Stored dataset items:
--

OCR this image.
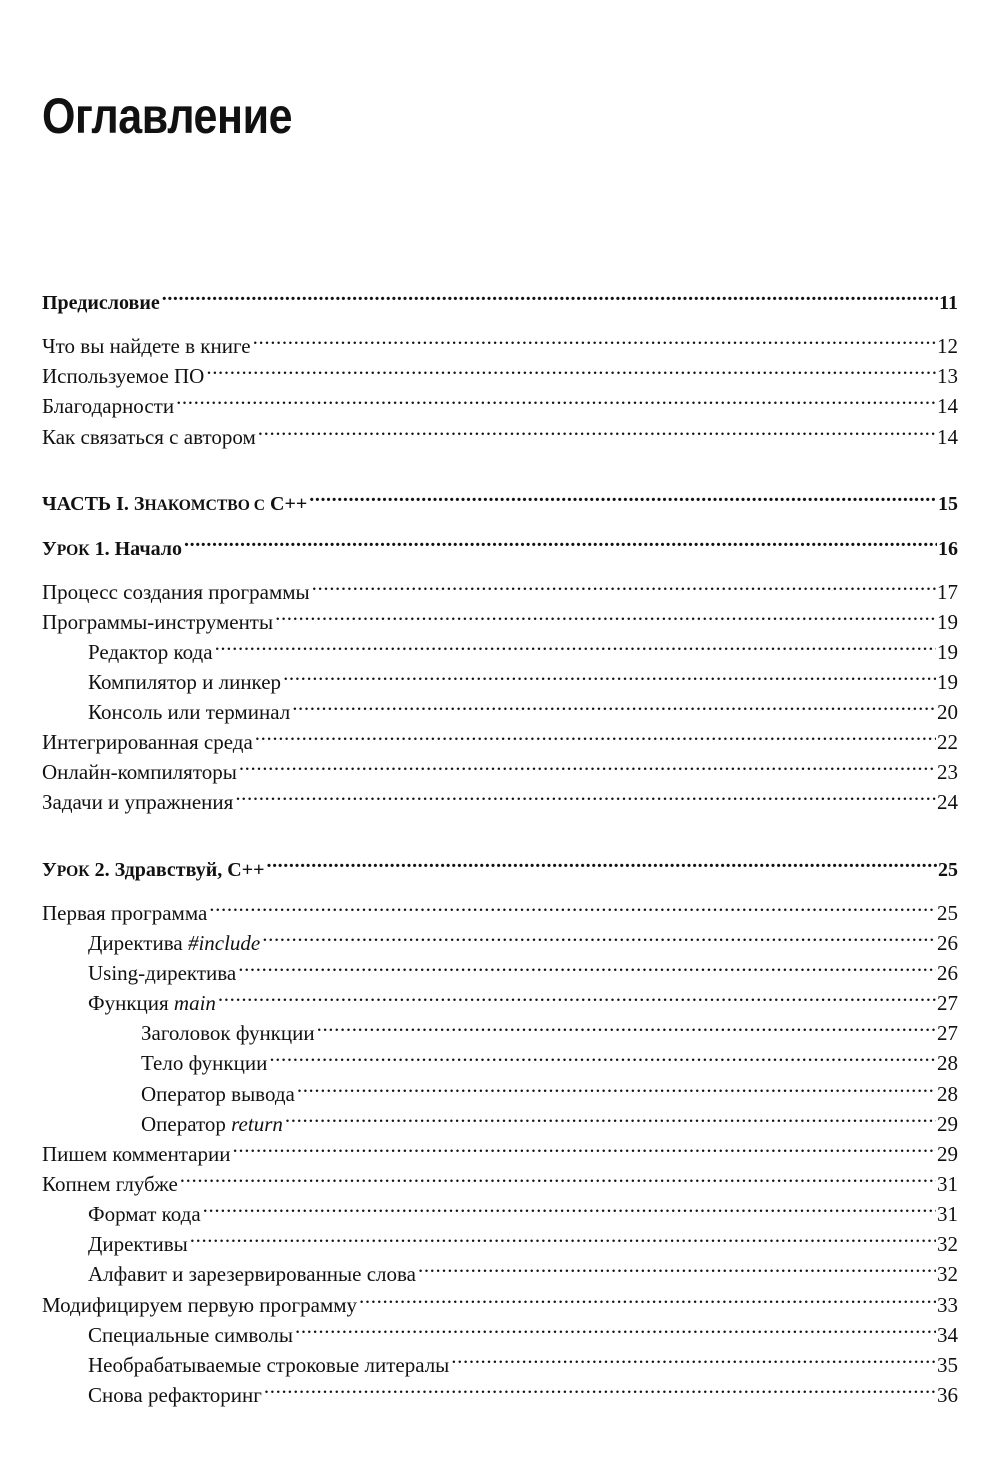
Оглавление
Предисловие .....	11
Что вы найдете в книге .....	12
Используемое ПО .....	13
Благодарности .....	14
Как связаться с автором .....	14
ЧАСТЬ I. ЗНАКОМСТВО С C++ .....	15
УРОК 1. Начало .....	16
Процесс создания программы .....	17
Программы-инструменты .....	19
Редактор кода .....	19
Компилятор и линкер .....	19
Консоль или терминал .....	20
Интегрированная среда .....	22
Онлайн-компиляторы .....	23
Задачи и упражнения .....	24
УРОК 2. Здравствуй, C++ .....	25
Первая программа .....	25
Директива #include .....	26
Using-директива .....	26
Функция main .....	27
Заголовок функции .....	27
Тело функции .....	28
Оператор вывода .....	28
Оператор return .....	29
Пишем комментарии .....	29
Копнем глубже .....	31
Формат кода .....	31
Директивы .....	32
Алфавит и зарезервированные слова .....	32
Модифицируем первую программу .....	33
Специальные символы .....	34
Необрабатываемые строковые литералы .....	35
Снова рефакторинг .....	36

--

## Written exercise
Every entry should be returned exactly as written, minus the pictures.

## Answer
OCR this image.
Оглавление
Предисловие .....	11
Что вы найдете в книге .....	12
Используемое ПО .....	13
Благодарности .....	14
Как связаться с автором .....	14
ЧАСТЬ I. ЗНАКОМСТВО С C++ .....	15
УРОК 1. Начало .....	16
Процесс создания программы .....	17
Программы-инструменты .....	19
Редактор кода .....	19
Компилятор и линкер .....	19
Консоль или терминал .....	20
Интегрированная среда .....	22
Онлайн-компиляторы .....	23
Задачи и упражнения .....	24
УРОК 2. Здравствуй, C++ .....	25
Первая программа .....	25
Директива #include .....	26
Using-директива .....	26
Функция main .....	27
Заголовок функции .....	27
Тело функции .....	28
Оператор вывода .....	28
Оператор return .....	29
Пишем комментарии .....	29
Копнем глубже .....	31
Формат кода .....	31
Директивы .....	32
Алфавит и зарезервированные слова .....	32
Модифицируем первую программу .....	33
Специальные символы .....	34
Необрабатываемые строковые литералы .....	35
Снова рефакторинг .....	36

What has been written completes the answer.